Exercise prompt: Write out all of the data without omission, exactly as shown.

Extracted information:
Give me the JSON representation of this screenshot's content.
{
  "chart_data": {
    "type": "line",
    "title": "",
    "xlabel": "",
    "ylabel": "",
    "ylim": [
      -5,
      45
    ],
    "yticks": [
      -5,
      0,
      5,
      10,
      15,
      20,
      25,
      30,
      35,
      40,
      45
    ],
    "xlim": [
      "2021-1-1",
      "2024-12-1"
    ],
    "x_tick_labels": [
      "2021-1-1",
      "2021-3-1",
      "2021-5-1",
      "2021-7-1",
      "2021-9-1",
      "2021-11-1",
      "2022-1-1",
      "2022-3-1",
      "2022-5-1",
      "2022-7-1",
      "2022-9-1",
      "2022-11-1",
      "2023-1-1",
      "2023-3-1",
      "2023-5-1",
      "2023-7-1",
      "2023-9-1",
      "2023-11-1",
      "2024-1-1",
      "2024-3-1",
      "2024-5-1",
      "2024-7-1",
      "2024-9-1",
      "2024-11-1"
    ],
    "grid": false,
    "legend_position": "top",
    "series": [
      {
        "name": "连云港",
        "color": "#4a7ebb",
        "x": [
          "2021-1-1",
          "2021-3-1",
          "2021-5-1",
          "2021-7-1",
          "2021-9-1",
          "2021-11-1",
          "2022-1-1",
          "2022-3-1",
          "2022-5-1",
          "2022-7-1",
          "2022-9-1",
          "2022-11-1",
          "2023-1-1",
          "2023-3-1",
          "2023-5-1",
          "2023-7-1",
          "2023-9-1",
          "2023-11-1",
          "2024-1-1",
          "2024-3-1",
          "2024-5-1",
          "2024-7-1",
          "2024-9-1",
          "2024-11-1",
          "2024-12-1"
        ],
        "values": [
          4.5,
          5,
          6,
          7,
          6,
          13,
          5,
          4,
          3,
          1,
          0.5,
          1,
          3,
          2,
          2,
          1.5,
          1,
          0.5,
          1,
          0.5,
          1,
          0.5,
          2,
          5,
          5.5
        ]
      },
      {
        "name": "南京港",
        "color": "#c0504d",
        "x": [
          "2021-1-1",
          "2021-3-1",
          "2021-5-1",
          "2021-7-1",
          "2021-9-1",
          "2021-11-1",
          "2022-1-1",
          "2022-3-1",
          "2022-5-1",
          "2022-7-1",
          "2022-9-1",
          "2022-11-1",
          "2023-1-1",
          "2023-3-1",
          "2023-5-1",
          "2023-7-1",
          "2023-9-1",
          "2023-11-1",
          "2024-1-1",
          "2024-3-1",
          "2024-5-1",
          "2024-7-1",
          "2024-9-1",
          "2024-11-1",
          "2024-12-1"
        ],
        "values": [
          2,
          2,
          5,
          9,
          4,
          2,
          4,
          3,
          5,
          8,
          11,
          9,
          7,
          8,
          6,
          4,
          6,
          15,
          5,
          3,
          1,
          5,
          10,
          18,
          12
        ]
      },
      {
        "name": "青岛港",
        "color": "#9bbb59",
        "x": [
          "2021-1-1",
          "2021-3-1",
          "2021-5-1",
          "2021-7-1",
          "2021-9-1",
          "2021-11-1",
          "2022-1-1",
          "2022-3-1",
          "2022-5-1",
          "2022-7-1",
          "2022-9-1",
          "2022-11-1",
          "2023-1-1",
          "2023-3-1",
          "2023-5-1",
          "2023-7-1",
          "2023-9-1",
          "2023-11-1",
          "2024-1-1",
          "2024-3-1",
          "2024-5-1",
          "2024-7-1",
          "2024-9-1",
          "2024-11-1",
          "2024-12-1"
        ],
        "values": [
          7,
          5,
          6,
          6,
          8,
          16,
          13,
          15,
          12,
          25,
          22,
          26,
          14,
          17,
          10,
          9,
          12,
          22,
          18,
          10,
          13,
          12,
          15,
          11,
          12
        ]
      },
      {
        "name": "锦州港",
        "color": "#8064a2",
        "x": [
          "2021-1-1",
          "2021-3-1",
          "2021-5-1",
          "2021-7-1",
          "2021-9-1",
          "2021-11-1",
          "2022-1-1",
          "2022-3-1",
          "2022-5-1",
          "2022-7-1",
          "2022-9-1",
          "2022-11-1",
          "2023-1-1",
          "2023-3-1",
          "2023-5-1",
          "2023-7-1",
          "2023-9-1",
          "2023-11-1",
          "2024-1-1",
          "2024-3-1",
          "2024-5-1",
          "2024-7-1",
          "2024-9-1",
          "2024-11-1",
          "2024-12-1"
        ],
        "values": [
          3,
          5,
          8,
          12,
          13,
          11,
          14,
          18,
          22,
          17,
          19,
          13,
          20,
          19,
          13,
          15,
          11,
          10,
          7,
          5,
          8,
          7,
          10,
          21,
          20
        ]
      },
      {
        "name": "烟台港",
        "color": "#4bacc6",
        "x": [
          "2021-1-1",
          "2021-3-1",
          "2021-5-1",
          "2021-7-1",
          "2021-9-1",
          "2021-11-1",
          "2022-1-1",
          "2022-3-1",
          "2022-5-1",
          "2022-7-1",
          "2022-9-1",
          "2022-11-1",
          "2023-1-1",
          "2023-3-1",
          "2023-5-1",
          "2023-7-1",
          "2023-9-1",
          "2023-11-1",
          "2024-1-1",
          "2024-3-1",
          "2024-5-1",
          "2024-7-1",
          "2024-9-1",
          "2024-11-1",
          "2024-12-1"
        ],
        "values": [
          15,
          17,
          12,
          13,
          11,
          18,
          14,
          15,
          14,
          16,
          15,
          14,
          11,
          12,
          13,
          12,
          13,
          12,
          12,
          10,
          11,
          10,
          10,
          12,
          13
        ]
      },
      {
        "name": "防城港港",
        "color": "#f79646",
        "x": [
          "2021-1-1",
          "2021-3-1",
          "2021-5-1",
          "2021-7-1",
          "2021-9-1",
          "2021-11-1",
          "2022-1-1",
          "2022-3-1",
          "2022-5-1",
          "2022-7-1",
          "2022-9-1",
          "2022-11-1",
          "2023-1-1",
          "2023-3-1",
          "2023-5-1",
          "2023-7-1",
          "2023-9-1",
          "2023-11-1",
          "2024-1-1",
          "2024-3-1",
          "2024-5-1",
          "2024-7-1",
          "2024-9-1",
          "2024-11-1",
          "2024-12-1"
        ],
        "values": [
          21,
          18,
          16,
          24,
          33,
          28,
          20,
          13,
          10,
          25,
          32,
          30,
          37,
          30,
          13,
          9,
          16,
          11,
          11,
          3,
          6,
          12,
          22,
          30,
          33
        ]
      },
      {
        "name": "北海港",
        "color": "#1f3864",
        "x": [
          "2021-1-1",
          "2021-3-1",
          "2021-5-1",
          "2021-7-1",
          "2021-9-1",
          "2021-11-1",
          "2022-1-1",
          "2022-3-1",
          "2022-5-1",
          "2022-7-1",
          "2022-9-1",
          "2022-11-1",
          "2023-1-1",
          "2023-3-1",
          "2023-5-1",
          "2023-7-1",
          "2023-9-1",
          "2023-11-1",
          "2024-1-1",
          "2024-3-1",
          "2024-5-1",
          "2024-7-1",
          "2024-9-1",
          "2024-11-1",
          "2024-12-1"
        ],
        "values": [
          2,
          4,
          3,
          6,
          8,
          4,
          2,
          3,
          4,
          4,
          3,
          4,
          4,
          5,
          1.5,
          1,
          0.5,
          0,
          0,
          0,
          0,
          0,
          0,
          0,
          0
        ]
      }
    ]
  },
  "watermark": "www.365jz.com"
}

Result of the exercise:
Give me the JSON representation of this screenshot's content.
{
  "chart_data": {
    "type": "line",
    "title": "",
    "xlabel": "",
    "ylabel": "",
    "ylim": [
      -5,
      45
    ],
    "yticks": [
      -5,
      0,
      5,
      10,
      15,
      20,
      25,
      30,
      35,
      40,
      45
    ],
    "xlim": [
      "2021-1-1",
      "2024-12-1"
    ],
    "x_tick_labels": [
      "2021-1-1",
      "2021-3-1",
      "2021-5-1",
      "2021-7-1",
      "2021-9-1",
      "2021-11-1",
      "2022-1-1",
      "2022-3-1",
      "2022-5-1",
      "2022-7-1",
      "2022-9-1",
      "2022-11-1",
      "2023-1-1",
      "2023-3-1",
      "2023-5-1",
      "2023-7-1",
      "2023-9-1",
      "2023-11-1",
      "2024-1-1",
      "2024-3-1",
      "2024-5-1",
      "2024-7-1",
      "2024-9-1",
      "2024-11-1"
    ],
    "grid": false,
    "legend_position": "top",
    "series": [
      {
        "name": "连云港",
        "color": "#4a7ebb",
        "x": [
          "2021-1-1",
          "2021-3-1",
          "2021-5-1",
          "2021-7-1",
          "2021-9-1",
          "2021-11-1",
          "2022-1-1",
          "2022-3-1",
          "2022-5-1",
          "2022-7-1",
          "2022-9-1",
          "2022-11-1",
          "2023-1-1",
          "2023-3-1",
          "2023-5-1",
          "2023-7-1",
          "2023-9-1",
          "2023-11-1",
          "2024-1-1",
          "2024-3-1",
          "2024-5-1",
          "2024-7-1",
          "2024-9-1",
          "2024-11-1",
          "2024-12-1"
        ],
        "values": [
          4.5,
          5,
          6,
          7,
          6,
          13,
          5,
          4,
          3,
          1,
          0.5,
          1,
          3,
          2,
          2,
          1.5,
          1,
          0.5,
          1,
          0.5,
          1,
          0.5,
          2,
          5,
          5.5
        ]
      },
      {
        "name": "南京港",
        "color": "#c0504d",
        "x": [
          "2021-1-1",
          "2021-3-1",
          "2021-5-1",
          "2021-7-1",
          "2021-9-1",
          "2021-11-1",
          "2022-1-1",
          "2022-3-1",
          "2022-5-1",
          "2022-7-1",
          "2022-9-1",
          "2022-11-1",
          "2023-1-1",
          "2023-3-1",
          "2023-5-1",
          "2023-7-1",
          "2023-9-1",
          "2023-11-1",
          "2024-1-1",
          "2024-3-1",
          "2024-5-1",
          "2024-7-1",
          "2024-9-1",
          "2024-11-1",
          "2024-12-1"
        ],
        "values": [
          2,
          2,
          5,
          9,
          4,
          2,
          4,
          3,
          5,
          8,
          11,
          9,
          7,
          8,
          6,
          4,
          6,
          15,
          5,
          3,
          1,
          5,
          10,
          18,
          12
        ]
      },
      {
        "name": "青岛港",
        "color": "#9bbb59",
        "x": [
          "2021-1-1",
          "2021-3-1",
          "2021-5-1",
          "2021-7-1",
          "2021-9-1",
          "2021-11-1",
          "2022-1-1",
          "2022-3-1",
          "2022-5-1",
          "2022-7-1",
          "2022-9-1",
          "2022-11-1",
          "2023-1-1",
          "2023-3-1",
          "2023-5-1",
          "2023-7-1",
          "2023-9-1",
          "2023-11-1",
          "2024-1-1",
          "2024-3-1",
          "2024-5-1",
          "2024-7-1",
          "2024-9-1",
          "2024-11-1",
          "2024-12-1"
        ],
        "values": [
          7,
          5,
          6,
          6,
          8,
          16,
          13,
          15,
          12,
          25,
          22,
          26,
          14,
          17,
          10,
          9,
          12,
          22,
          18,
          10,
          13,
          12,
          15,
          11,
          12
        ]
      },
      {
        "name": "锦州港",
        "color": "#8064a2",
        "x": [
          "2021-1-1",
          "2021-3-1",
          "2021-5-1",
          "2021-7-1",
          "2021-9-1",
          "2021-11-1",
          "2022-1-1",
          "2022-3-1",
          "2022-5-1",
          "2022-7-1",
          "2022-9-1",
          "2022-11-1",
          "2023-1-1",
          "2023-3-1",
          "2023-5-1",
          "2023-7-1",
          "2023-9-1",
          "2023-11-1",
          "2024-1-1",
          "2024-3-1",
          "2024-5-1",
          "2024-7-1",
          "2024-9-1",
          "2024-11-1",
          "2024-12-1"
        ],
        "values": [
          3,
          5,
          8,
          12,
          13,
          11,
          14,
          18,
          22,
          17,
          19,
          13,
          20,
          19,
          13,
          15,
          11,
          10,
          7,
          5,
          8,
          7,
          10,
          21,
          20
        ]
      },
      {
        "name": "烟台港",
        "color": "#4bacc6",
        "x": [
          "2021-1-1",
          "2021-3-1",
          "2021-5-1",
          "2021-7-1",
          "2021-9-1",
          "2021-11-1",
          "2022-1-1",
          "2022-3-1",
          "2022-5-1",
          "2022-7-1",
          "2022-9-1",
          "2022-11-1",
          "2023-1-1",
          "2023-3-1",
          "2023-5-1",
          "2023-7-1",
          "2023-9-1",
          "2023-11-1",
          "2024-1-1",
          "2024-3-1",
          "2024-5-1",
          "2024-7-1",
          "2024-9-1",
          "2024-11-1",
          "2024-12-1"
        ],
        "values": [
          15,
          17,
          12,
          13,
          11,
          18,
          14,
          15,
          14,
          16,
          15,
          14,
          11,
          12,
          13,
          12,
          13,
          12,
          12,
          10,
          11,
          10,
          10,
          12,
          13
        ]
      },
      {
        "name": "防城港港",
        "color": "#f79646",
        "x": [
          "2021-1-1",
          "2021-3-1",
          "2021-5-1",
          "2021-7-1",
          "2021-9-1",
          "2021-11-1",
          "2022-1-1",
          "2022-3-1",
          "2022-5-1",
          "2022-7-1",
          "2022-9-1",
          "2022-11-1",
          "2023-1-1",
          "2023-3-1",
          "2023-5-1",
          "2023-7-1",
          "2023-9-1",
          "2023-11-1",
          "2024-1-1",
          "2024-3-1",
          "2024-5-1",
          "2024-7-1",
          "2024-9-1",
          "2024-11-1",
          "2024-12-1"
        ],
        "values": [
          21,
          18,
          16,
          24,
          33,
          28,
          20,
          13,
          10,
          25,
          32,
          30,
          37,
          30,
          13,
          9,
          16,
          11,
          11,
          3,
          6,
          12,
          22,
          30,
          33
        ]
      },
      {
        "name": "北海港",
        "color": "#1f3864",
        "x": [
          "2021-1-1",
          "2021-3-1",
          "2021-5-1",
          "2021-7-1",
          "2021-9-1",
          "2021-11-1",
          "2022-1-1",
          "2022-3-1",
          "2022-5-1",
          "2022-7-1",
          "2022-9-1",
          "2022-11-1",
          "2023-1-1",
          "2023-3-1",
          "2023-5-1",
          "2023-7-1",
          "2023-9-1",
          "2023-11-1",
          "2024-1-1",
          "2024-3-1",
          "2024-5-1",
          "2024-7-1",
          "2024-9-1",
          "2024-11-1",
          "2024-12-1"
        ],
        "values": [
          2,
          4,
          3,
          6,
          8,
          4,
          2,
          3,
          4,
          4,
          3,
          4,
          4,
          5,
          1.5,
          1,
          0.5,
          0,
          0,
          0,
          0,
          0,
          0,
          0,
          0
        ]
      }
    ]
  },
  "watermark": "www.365jz.com"
}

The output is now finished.